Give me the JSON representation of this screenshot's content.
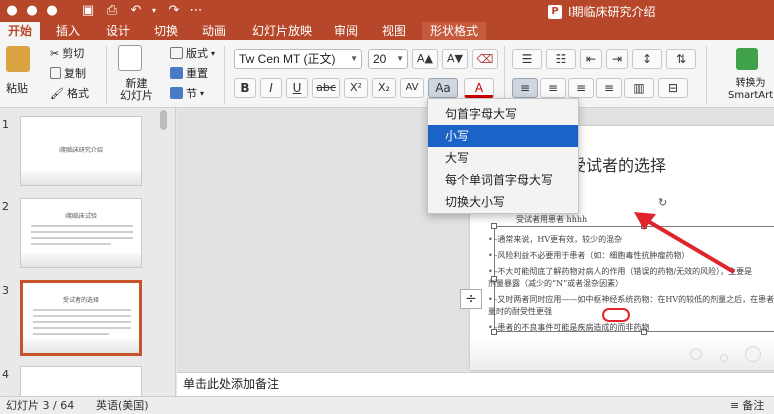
{
  "window": {
    "title": "I期临床研究介绍",
    "app_badge": "P"
  },
  "tabs": [
    "开始",
    "插入",
    "设计",
    "切换",
    "动画",
    "幻灯片放映",
    "审阅",
    "视图",
    "形状格式"
  ],
  "ribbon": {
    "paste": "粘贴",
    "cut": "剪切",
    "copy": "复制",
    "format": "格式",
    "new_slide": "新建\n幻灯片",
    "layout": "版式",
    "reset": "重置",
    "section": "节",
    "font_name": "Tw Cen MT (正文)",
    "font_size": "20",
    "bold": "B",
    "italic": "I",
    "underline": "U",
    "strike": "abc",
    "superscript": "X²",
    "subscript": "X₂",
    "char_spacing": "AV",
    "change_case": "Aa",
    "font_color": "A",
    "grow": "A▲",
    "shrink": "A▼",
    "convert_smartart": "转换为\nSmartArt"
  },
  "case_menu": {
    "items": [
      "句首字母大写",
      "小写",
      "大写",
      "每个单词首字母大写",
      "切换大小写"
    ],
    "hover_index": 1
  },
  "thumbnails": [
    {
      "num": "1",
      "title": "I期临床研究介绍"
    },
    {
      "num": "2",
      "title": "I期临床试验"
    },
    {
      "num": "3",
      "title": "受试者的选择"
    },
    {
      "num": "4",
      "title": ""
    }
  ],
  "slide": {
    "title": "受试者的选择",
    "lines": [
      "受试者用患者 hhhh",
      "-通常来说，HV更有效，较少的混杂",
      "-风险利益不必要用于患者（如：细胞毒性抗肿瘤药物）",
      "-不大可能彻底了解药物对病人的作用（错误的药物/无效的风险），主要是",
      "  剂量暴露（减少的“N”或者混杂因素）",
      "-又时两者同时应用——如中枢神经系统药物：在HV的较低的剂量之后，在患者中",
      "  量时的耐受性更强",
      "-患者的不良事件可能是疾病造成的而非药物"
    ]
  },
  "notes_placeholder": "单击此处添加备注",
  "status": {
    "slide_pos": "幻灯片 3 / 64",
    "language": "英语(美国)",
    "notes_btn": "备注"
  },
  "colors": {
    "brand": "#b7472a",
    "menu_hover": "#1b63c6",
    "annotation_red": "#e0242c"
  }
}
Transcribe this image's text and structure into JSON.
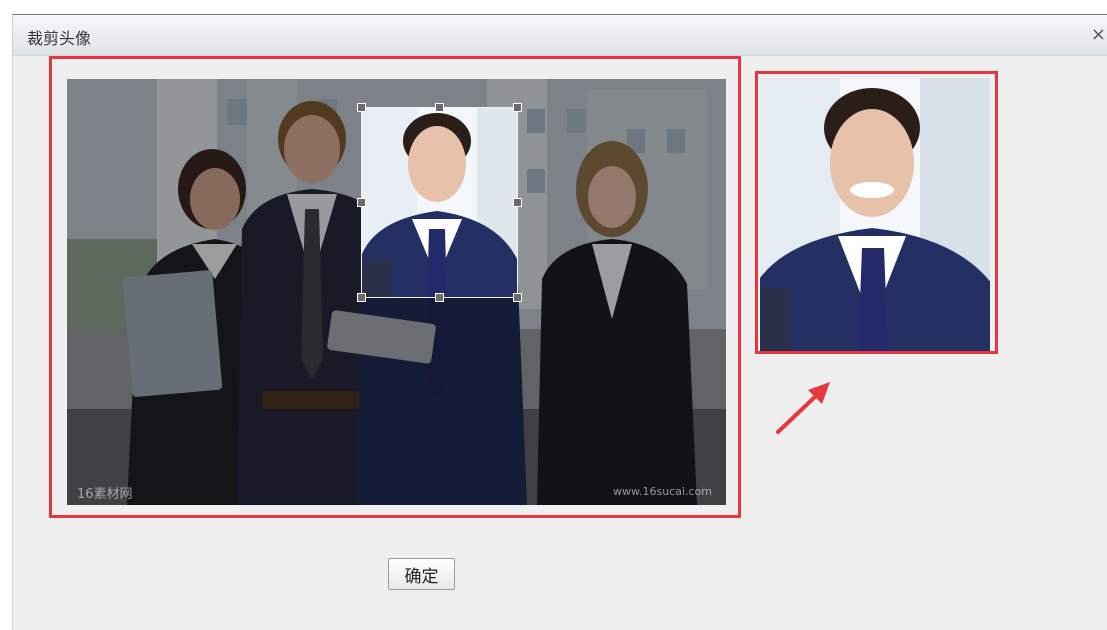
{
  "dialog": {
    "title": "裁剪头像",
    "close_glyph": "×",
    "confirm_label": "确定"
  },
  "watermarks": {
    "left": "16素材网",
    "right": "www.16sucai.com"
  },
  "colors": {
    "highlight": "#e5373d",
    "arrow": "#e5373d"
  },
  "icons": {
    "close": "close-icon",
    "arrow": "arrow-up-right-icon"
  }
}
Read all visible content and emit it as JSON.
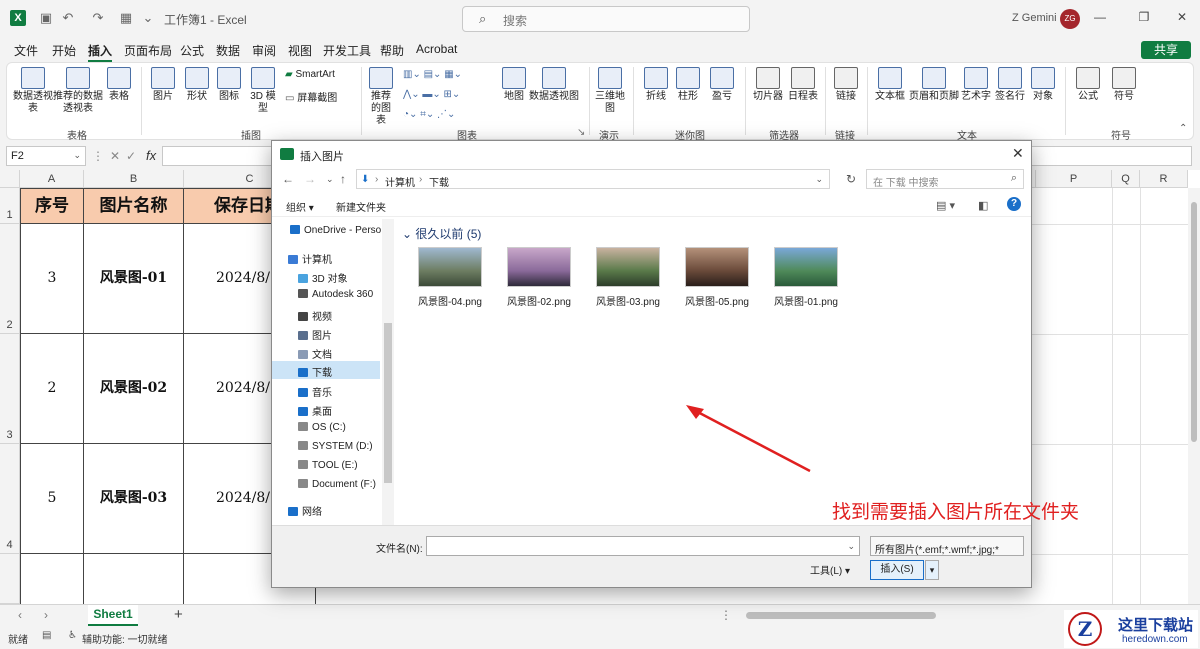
{
  "app": {
    "doc_title": "工作簿1 - Excel",
    "search_placeholder": "搜索",
    "user_name": "Z Gemini",
    "user_initials": "ZG",
    "logo_letter": "X"
  },
  "tabs": [
    "文件",
    "开始",
    "插入",
    "页面布局",
    "公式",
    "数据",
    "审阅",
    "视图",
    "开发工具",
    "帮助",
    "Acrobat"
  ],
  "active_tab": "插入",
  "share_label": "共享",
  "ribbon": {
    "table_group": {
      "label": "表格",
      "pivot": "数据透视表",
      "recommended_pivot": "推荐的数据透视表",
      "table": "表格"
    },
    "illustrations_group": {
      "label": "插图",
      "pictures": "图片",
      "shapes": "形状",
      "icons": "图标",
      "models_3d": "3D 模型",
      "smartart": "SmartArt",
      "screenshot": "屏幕截图"
    },
    "charts_group": {
      "label": "图表",
      "recommended": "推荐的图表",
      "map": "地图",
      "pivot_chart": "数据透视图"
    },
    "tours_group": {
      "label": "演示",
      "map3d": "三维地图"
    },
    "sparklines_group": {
      "label": "迷你图",
      "line": "折线",
      "column": "柱形",
      "winloss": "盈亏"
    },
    "filters_group": {
      "label": "筛选器",
      "slicer": "切片器",
      "timeline": "日程表"
    },
    "links_group": {
      "label": "链接",
      "link": "链接"
    },
    "text_group": {
      "label": "文本",
      "textbox": "文本框",
      "header_footer": "页眉和页脚",
      "wordart": "艺术字",
      "signature": "签名行",
      "object": "对象"
    },
    "symbols_group": {
      "label": "符号",
      "equation": "公式",
      "symbol": "符号"
    }
  },
  "formula_bar": {
    "name_box": "F2",
    "fx": "fx",
    "value": ""
  },
  "columns": [
    "A",
    "B",
    "C",
    "P",
    "Q",
    "R"
  ],
  "rows": [
    "1",
    "2",
    "3",
    "4"
  ],
  "table": {
    "headers": [
      "序号",
      "图片名称",
      "保存日期"
    ],
    "rows": [
      [
        "3",
        "风景图-01",
        "2024/8/"
      ],
      [
        "2",
        "风景图-02",
        "2024/8/"
      ],
      [
        "5",
        "风景图-03",
        "2024/8/"
      ]
    ]
  },
  "sheet_tab": "Sheet1",
  "status": {
    "ready": "就绪",
    "accessibility": "辅助功能: 一切就绪"
  },
  "dialog": {
    "title": "插入图片",
    "breadcrumb": [
      "计算机",
      "下载"
    ],
    "search_placeholder": "在 下载 中搜索",
    "organize": "组织",
    "new_folder": "新建文件夹",
    "nav_items": [
      {
        "label": "OneDrive - Perso",
        "icon": "cloud-icon",
        "color": "#1a6fc9"
      },
      {
        "label": "计算机",
        "icon": "computer-icon",
        "color": "#3a7bd5"
      },
      {
        "label": "3D 对象",
        "icon": "cube-icon",
        "color": "#4aa3df"
      },
      {
        "label": "Autodesk 360",
        "icon": "autodesk-icon",
        "color": "#555555"
      },
      {
        "label": "视频",
        "icon": "video-icon",
        "color": "#444444"
      },
      {
        "label": "图片",
        "icon": "pictures-icon",
        "color": "#5a6f8e"
      },
      {
        "label": "文档",
        "icon": "documents-icon",
        "color": "#8a9bb5"
      },
      {
        "label": "下载",
        "icon": "download-icon",
        "color": "#1a6fc9"
      },
      {
        "label": "音乐",
        "icon": "music-icon",
        "color": "#1a6fc9"
      },
      {
        "label": "桌面",
        "icon": "desktop-icon",
        "color": "#1a6fc9"
      },
      {
        "label": "OS (C:)",
        "icon": "drive-icon",
        "color": "#888888"
      },
      {
        "label": "SYSTEM (D:)",
        "icon": "drive-icon",
        "color": "#888888"
      },
      {
        "label": "TOOL (E:)",
        "icon": "drive-icon",
        "color": "#888888"
      },
      {
        "label": "Document (F:)",
        "icon": "drive-icon",
        "color": "#888888"
      },
      {
        "label": "网络",
        "icon": "network-icon",
        "color": "#1a6fc9"
      }
    ],
    "group_header": "很久以前 (5)",
    "files": [
      {
        "name": "风景图-04.png",
        "palette": [
          "#9fb8d0",
          "#6d7d62",
          "#3c4a38"
        ]
      },
      {
        "name": "风景图-02.png",
        "palette": [
          "#c8a7c9",
          "#8a6a9a",
          "#2e2a3a"
        ]
      },
      {
        "name": "风景图-03.png",
        "palette": [
          "#c9b2a0",
          "#5a7a4a",
          "#2d3d2a"
        ]
      },
      {
        "name": "风景图-05.png",
        "palette": [
          "#b4917a",
          "#6a4a3a",
          "#2a1e1a"
        ]
      },
      {
        "name": "风景图-01.png",
        "palette": [
          "#7aa8d8",
          "#4f8a5a",
          "#2a5a3a"
        ]
      }
    ],
    "annotation": "找到需要插入图片所在文件夹",
    "filename_label": "文件名(N):",
    "filename_value": "",
    "filetype": "所有图片(*.emf;*.wmf;*.jpg;*",
    "tools": "工具(L)",
    "insert": "插入(S)"
  },
  "watermark": {
    "cn": "这里下载站",
    "en": "heredown.com",
    "letter": "Z"
  },
  "colors": {
    "accent": "#107c41",
    "header_fill": "#f8cbad",
    "annotation": "#e02020"
  }
}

·····

- What you are asked to do: Pick out every line of the listing containing the word "this", and show those lines.

- Answer below:
Give me the JSON representation of this screenshot's content.
Transcribe this image's text and structure into JSON.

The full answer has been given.